Written problem: Transcribe the records that follow in their entirety, omitting any pictures.

Supplied data:
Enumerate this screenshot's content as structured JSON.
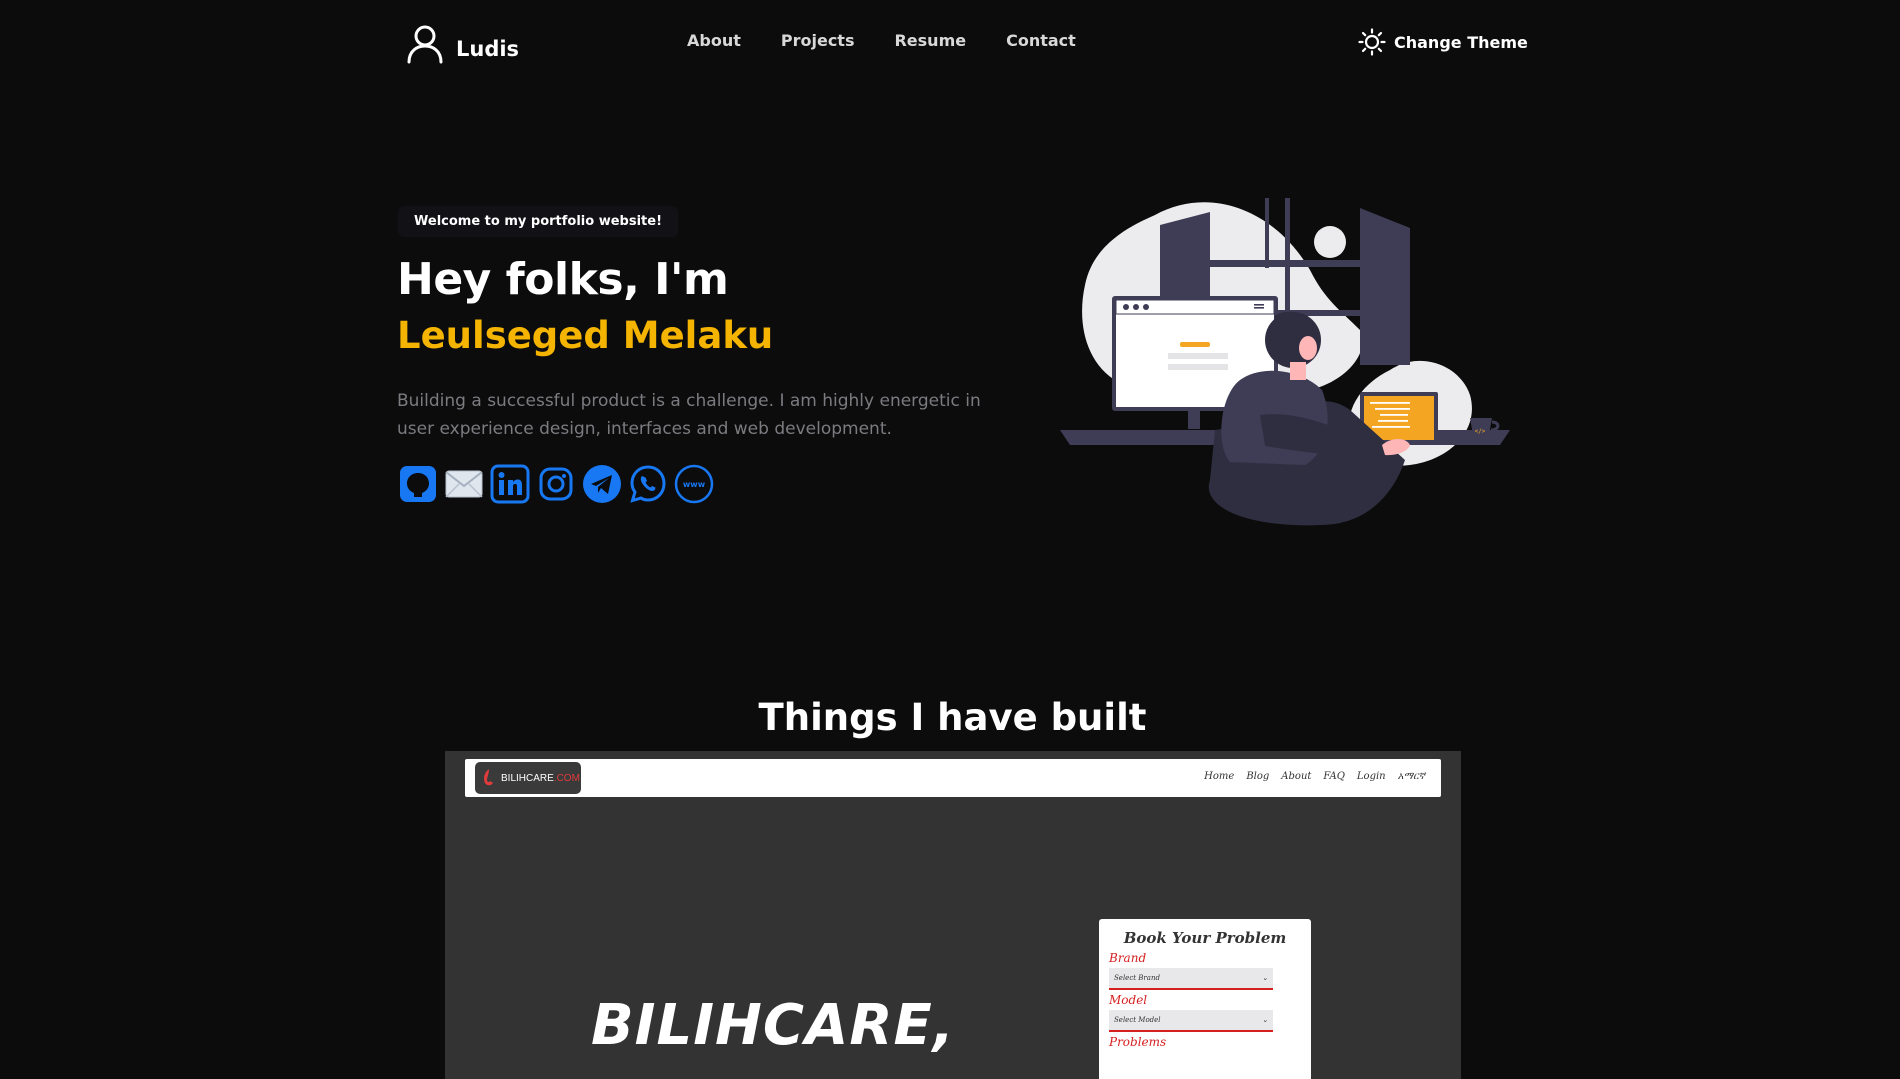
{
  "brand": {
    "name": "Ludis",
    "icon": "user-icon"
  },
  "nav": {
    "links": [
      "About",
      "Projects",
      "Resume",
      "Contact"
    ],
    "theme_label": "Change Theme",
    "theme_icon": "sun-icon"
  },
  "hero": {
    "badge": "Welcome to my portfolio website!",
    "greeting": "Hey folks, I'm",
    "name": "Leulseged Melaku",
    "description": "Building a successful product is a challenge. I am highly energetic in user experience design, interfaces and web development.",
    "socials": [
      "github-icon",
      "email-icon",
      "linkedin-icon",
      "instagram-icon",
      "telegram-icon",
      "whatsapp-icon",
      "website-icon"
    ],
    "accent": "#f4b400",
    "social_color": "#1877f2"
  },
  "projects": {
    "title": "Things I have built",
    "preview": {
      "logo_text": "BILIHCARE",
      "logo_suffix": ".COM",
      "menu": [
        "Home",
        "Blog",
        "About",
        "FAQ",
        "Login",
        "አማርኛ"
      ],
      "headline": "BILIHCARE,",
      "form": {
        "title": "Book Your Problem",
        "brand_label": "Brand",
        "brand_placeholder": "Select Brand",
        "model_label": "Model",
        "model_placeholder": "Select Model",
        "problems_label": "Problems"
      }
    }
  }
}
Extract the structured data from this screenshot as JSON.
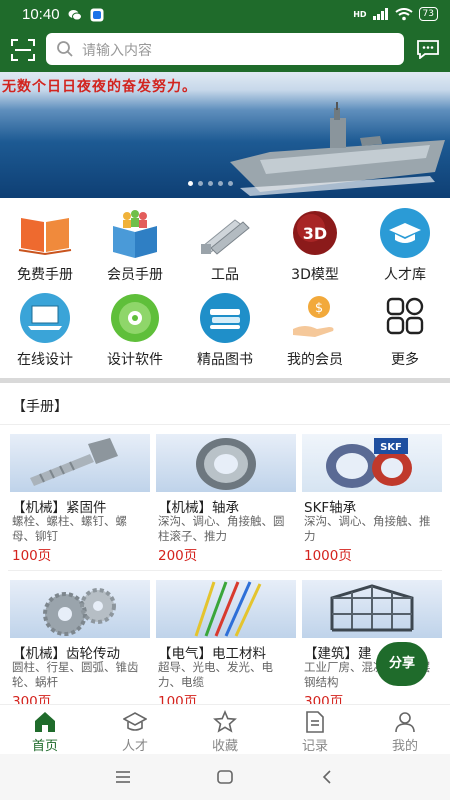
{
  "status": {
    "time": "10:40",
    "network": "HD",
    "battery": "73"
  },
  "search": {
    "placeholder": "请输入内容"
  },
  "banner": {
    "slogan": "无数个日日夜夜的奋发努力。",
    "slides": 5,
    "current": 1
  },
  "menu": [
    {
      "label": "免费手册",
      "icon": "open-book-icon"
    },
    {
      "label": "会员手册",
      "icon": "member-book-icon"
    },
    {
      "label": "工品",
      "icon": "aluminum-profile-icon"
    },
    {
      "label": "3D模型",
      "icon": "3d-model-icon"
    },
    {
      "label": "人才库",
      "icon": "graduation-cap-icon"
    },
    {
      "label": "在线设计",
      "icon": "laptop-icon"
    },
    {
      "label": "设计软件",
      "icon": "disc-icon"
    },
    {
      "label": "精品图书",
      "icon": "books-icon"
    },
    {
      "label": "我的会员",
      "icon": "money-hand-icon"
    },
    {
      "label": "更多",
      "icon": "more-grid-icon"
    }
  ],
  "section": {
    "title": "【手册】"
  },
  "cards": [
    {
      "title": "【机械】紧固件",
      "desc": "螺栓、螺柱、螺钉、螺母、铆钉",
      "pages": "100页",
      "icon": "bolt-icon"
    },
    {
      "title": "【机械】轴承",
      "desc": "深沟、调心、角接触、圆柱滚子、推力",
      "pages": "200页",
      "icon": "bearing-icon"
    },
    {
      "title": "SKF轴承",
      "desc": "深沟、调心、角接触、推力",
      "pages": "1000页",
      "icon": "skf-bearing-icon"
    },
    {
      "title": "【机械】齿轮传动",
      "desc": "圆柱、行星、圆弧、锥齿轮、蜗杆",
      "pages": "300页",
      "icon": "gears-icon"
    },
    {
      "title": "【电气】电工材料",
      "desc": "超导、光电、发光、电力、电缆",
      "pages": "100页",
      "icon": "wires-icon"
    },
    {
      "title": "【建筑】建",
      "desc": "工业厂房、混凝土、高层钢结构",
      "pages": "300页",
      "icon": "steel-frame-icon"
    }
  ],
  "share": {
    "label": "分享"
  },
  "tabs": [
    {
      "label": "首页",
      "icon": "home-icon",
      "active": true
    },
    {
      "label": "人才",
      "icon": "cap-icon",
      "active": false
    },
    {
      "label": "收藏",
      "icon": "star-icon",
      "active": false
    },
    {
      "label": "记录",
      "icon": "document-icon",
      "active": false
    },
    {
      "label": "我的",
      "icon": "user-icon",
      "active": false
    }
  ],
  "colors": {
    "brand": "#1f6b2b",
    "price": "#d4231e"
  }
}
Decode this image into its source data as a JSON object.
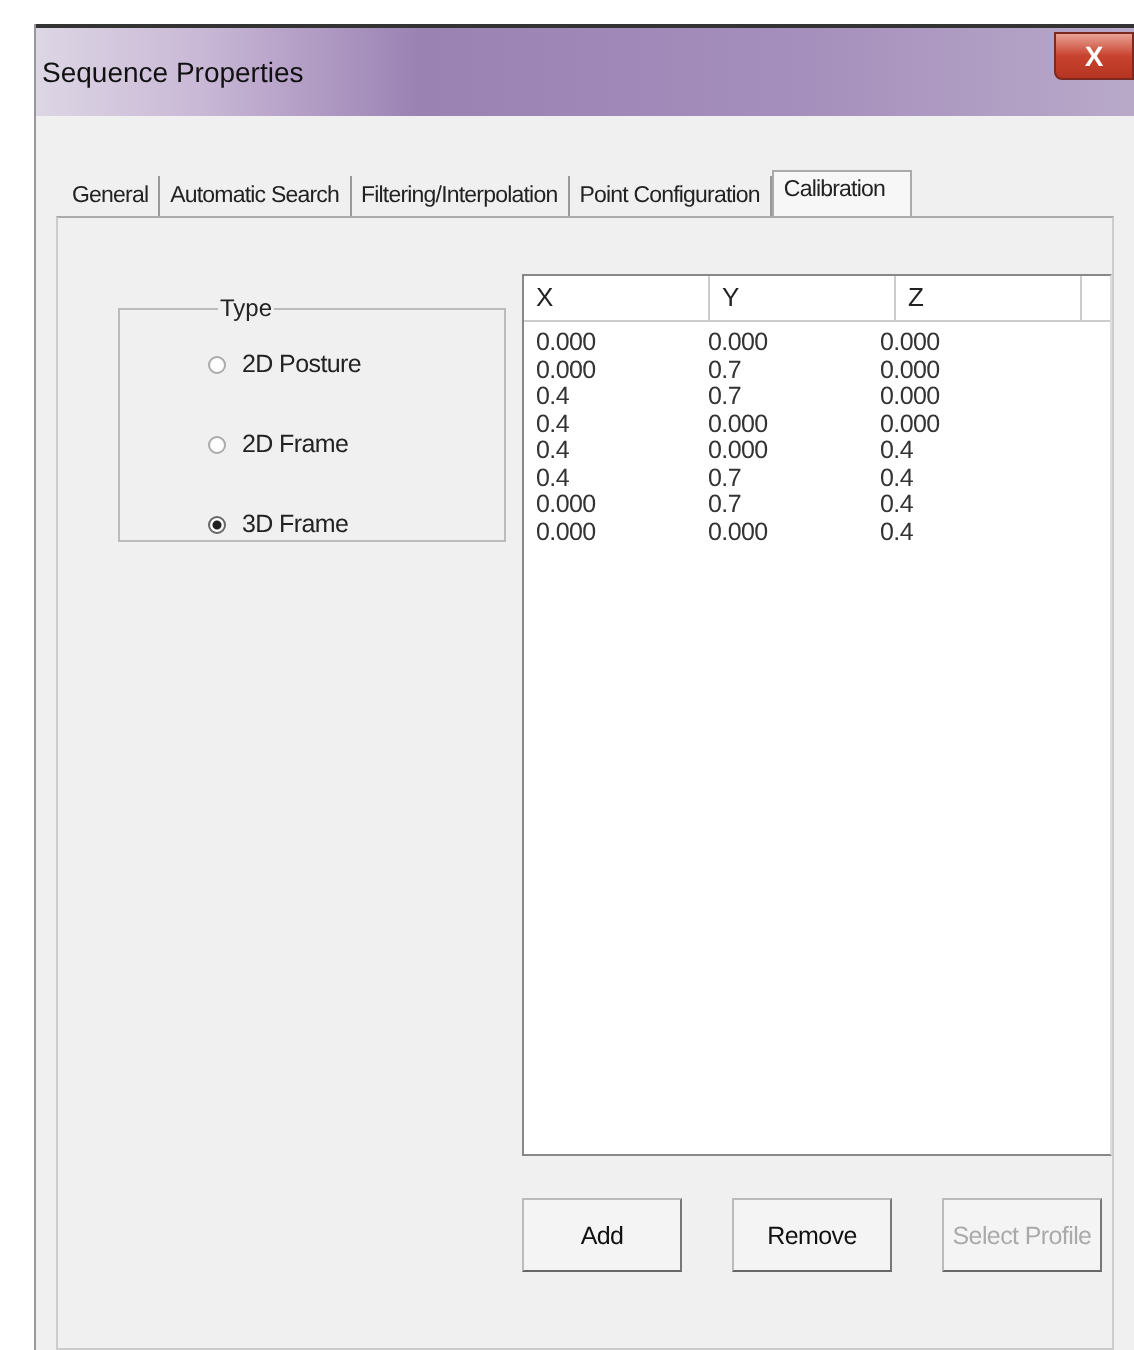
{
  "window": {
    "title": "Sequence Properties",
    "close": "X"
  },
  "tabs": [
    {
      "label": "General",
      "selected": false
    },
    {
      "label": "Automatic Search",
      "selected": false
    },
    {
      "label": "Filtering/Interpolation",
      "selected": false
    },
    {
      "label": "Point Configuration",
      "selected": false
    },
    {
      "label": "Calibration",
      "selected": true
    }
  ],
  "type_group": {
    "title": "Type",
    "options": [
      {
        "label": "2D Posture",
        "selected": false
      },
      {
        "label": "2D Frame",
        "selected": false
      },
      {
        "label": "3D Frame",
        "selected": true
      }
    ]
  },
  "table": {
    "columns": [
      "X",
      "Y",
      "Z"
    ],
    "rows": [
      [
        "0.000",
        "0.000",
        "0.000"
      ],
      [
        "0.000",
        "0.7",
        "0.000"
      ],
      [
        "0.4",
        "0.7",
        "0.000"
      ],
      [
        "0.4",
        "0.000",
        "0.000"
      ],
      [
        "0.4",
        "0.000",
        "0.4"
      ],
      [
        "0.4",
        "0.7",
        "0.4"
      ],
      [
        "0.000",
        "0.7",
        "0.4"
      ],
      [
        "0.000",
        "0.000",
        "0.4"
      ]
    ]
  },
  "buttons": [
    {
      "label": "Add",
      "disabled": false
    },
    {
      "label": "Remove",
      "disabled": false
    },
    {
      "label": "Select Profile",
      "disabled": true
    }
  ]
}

Response to the task:
Enumerate this screenshot's content as structured JSON.
{
  "brand": {
    "name": "Ludis",
    "icon": "user-icon"
  },
  "nav": {
    "links": [
      "About",
      "Projects",
      "Resume",
      "Contact"
    ],
    "theme_label": "Change Theme",
    "theme_icon": "sun-icon"
  },
  "hero": {
    "badge": "Welcome to my portfolio website!",
    "greeting": "Hey folks, I'm",
    "name": "Leulseged Melaku",
    "description": "Building a successful product is a challenge. I am highly energetic in user experience design, interfaces and web development.",
    "socials": [
      "github-icon",
      "email-icon",
      "linkedin-icon",
      "instagram-icon",
      "telegram-icon",
      "whatsapp-icon",
      "website-icon"
    ],
    "accent": "#f4b400",
    "social_color": "#1877f2"
  },
  "projects": {
    "title": "Things I have built",
    "preview": {
      "logo_text": "BILIHCARE",
      "logo_suffix": ".COM",
      "menu": [
        "Home",
        "Blog",
        "About",
        "FAQ",
        "Login",
        "አማርኛ"
      ],
      "headline": "BILIHCARE,",
      "form": {
        "title": "Book Your Problem",
        "brand_label": "Brand",
        "brand_placeholder": "Select Brand",
        "model_label": "Model",
        "model_placeholder": "Select Model",
        "problems_label": "Problems"
      }
    }
  }
}
Extract the structured data from this screenshot as JSON.
{
  "status": {
    "time": "10:40",
    "network": "HD",
    "battery": "73"
  },
  "search": {
    "placeholder": "请输入内容"
  },
  "banner": {
    "slogan": "无数个日日夜夜的奋发努力。",
    "slides": 5,
    "current": 1
  },
  "menu": [
    {
      "label": "免费手册",
      "icon": "open-book-icon"
    },
    {
      "label": "会员手册",
      "icon": "member-book-icon"
    },
    {
      "label": "工品",
      "icon": "aluminum-profile-icon"
    },
    {
      "label": "3D模型",
      "icon": "3d-model-icon"
    },
    {
      "label": "人才库",
      "icon": "graduation-cap-icon"
    },
    {
      "label": "在线设计",
      "icon": "laptop-icon"
    },
    {
      "label": "设计软件",
      "icon": "disc-icon"
    },
    {
      "label": "精品图书",
      "icon": "books-icon"
    },
    {
      "label": "我的会员",
      "icon": "money-hand-icon"
    },
    {
      "label": "更多",
      "icon": "more-grid-icon"
    }
  ],
  "section": {
    "title": "【手册】"
  },
  "cards": [
    {
      "title": "【机械】紧固件",
      "desc": "螺栓、螺柱、螺钉、螺母、铆钉",
      "pages": "100页",
      "icon": "bolt-icon"
    },
    {
      "title": "【机械】轴承",
      "desc": "深沟、调心、角接触、圆柱滚子、推力",
      "pages": "200页",
      "icon": "bearing-icon"
    },
    {
      "title": "SKF轴承",
      "desc": "深沟、调心、角接触、推力",
      "pages": "1000页",
      "icon": "skf-bearing-icon"
    },
    {
      "title": "【机械】齿轮传动",
      "desc": "圆柱、行星、圆弧、锥齿轮、蜗杆",
      "pages": "300页",
      "icon": "gears-icon"
    },
    {
      "title": "【电气】电工材料",
      "desc": "超导、光电、发光、电力、电缆",
      "pages": "100页",
      "icon": "wires-icon"
    },
    {
      "title": "【建筑】建",
      "desc": "工业厂房、混凝土、高层钢结构",
      "pages": "300页",
      "icon": "steel-frame-icon"
    }
  ],
  "share": {
    "label": "分享"
  },
  "tabs": [
    {
      "label": "首页",
      "icon": "home-icon",
      "active": true
    },
    {
      "label": "人才",
      "icon": "cap-icon",
      "active": false
    },
    {
      "label": "收藏",
      "icon": "star-icon",
      "active": false
    },
    {
      "label": "记录",
      "icon": "document-icon",
      "active": false
    },
    {
      "label": "我的",
      "icon": "user-icon",
      "active": false
    }
  ],
  "colors": {
    "brand": "#1f6b2b",
    "price": "#d4231e"
  }
}
Decode this image into its source data as a JSON object.
{
  "window": {
    "title": "Sequence Properties",
    "close": "X"
  },
  "tabs": [
    {
      "label": "General",
      "selected": false
    },
    {
      "label": "Automatic Search",
      "selected": false
    },
    {
      "label": "Filtering/Interpolation",
      "selected": false
    },
    {
      "label": "Point Configuration",
      "selected": false
    },
    {
      "label": "Calibration",
      "selected": true
    }
  ],
  "type_group": {
    "title": "Type",
    "options": [
      {
        "label": "2D Posture",
        "selected": false
      },
      {
        "label": "2D Frame",
        "selected": false
      },
      {
        "label": "3D Frame",
        "selected": true
      }
    ]
  },
  "table": {
    "columns": [
      "X",
      "Y",
      "Z"
    ],
    "rows": [
      [
        "0.000",
        "0.000",
        "0.000"
      ],
      [
        "0.000",
        "0.7",
        "0.000"
      ],
      [
        "0.4",
        "0.7",
        "0.000"
      ],
      [
        "0.4",
        "0.000",
        "0.000"
      ],
      [
        "0.4",
        "0.000",
        "0.4"
      ],
      [
        "0.4",
        "0.7",
        "0.4"
      ],
      [
        "0.000",
        "0.7",
        "0.4"
      ],
      [
        "0.000",
        "0.000",
        "0.4"
      ]
    ]
  },
  "buttons": [
    {
      "label": "Add",
      "disabled": false
    },
    {
      "label": "Remove",
      "disabled": false
    },
    {
      "label": "Select Profile",
      "disabled": true
    }
  ]
}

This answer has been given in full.